**DATA PROVIDED**:

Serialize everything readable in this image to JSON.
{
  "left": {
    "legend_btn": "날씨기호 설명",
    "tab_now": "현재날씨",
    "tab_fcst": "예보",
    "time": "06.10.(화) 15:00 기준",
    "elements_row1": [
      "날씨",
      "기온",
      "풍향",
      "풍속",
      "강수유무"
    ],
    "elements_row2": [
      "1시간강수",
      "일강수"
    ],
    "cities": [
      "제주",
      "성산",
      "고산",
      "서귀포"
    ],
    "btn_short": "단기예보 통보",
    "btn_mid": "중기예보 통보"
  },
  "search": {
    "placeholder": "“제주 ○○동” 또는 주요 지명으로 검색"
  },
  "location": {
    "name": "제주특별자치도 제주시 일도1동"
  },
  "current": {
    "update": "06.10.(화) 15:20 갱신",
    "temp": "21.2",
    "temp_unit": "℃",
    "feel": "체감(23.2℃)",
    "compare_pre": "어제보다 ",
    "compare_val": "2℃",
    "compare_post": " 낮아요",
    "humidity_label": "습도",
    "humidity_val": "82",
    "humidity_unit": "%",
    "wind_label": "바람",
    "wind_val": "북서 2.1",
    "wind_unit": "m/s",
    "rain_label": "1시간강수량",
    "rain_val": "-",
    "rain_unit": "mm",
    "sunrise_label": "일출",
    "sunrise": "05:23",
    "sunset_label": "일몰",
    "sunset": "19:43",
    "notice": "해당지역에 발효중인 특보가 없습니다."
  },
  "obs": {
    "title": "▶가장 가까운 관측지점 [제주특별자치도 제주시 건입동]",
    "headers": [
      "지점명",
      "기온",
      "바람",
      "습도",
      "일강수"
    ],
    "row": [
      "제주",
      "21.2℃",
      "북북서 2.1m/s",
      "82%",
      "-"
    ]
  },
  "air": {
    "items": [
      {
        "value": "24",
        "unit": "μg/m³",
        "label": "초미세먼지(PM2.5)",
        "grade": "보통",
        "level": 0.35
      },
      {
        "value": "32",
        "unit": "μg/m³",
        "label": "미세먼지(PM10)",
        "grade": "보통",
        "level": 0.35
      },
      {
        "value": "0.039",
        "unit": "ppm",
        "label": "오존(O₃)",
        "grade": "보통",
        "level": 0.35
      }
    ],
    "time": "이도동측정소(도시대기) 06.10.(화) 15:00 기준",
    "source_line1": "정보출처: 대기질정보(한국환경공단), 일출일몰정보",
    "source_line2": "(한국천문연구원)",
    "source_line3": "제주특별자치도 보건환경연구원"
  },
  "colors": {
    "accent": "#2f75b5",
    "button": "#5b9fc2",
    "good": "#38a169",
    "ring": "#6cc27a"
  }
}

**PROMPT**:
State only the number of lines in these entries that contain "제주특별자치도".

**FINAL ANSWER**:
3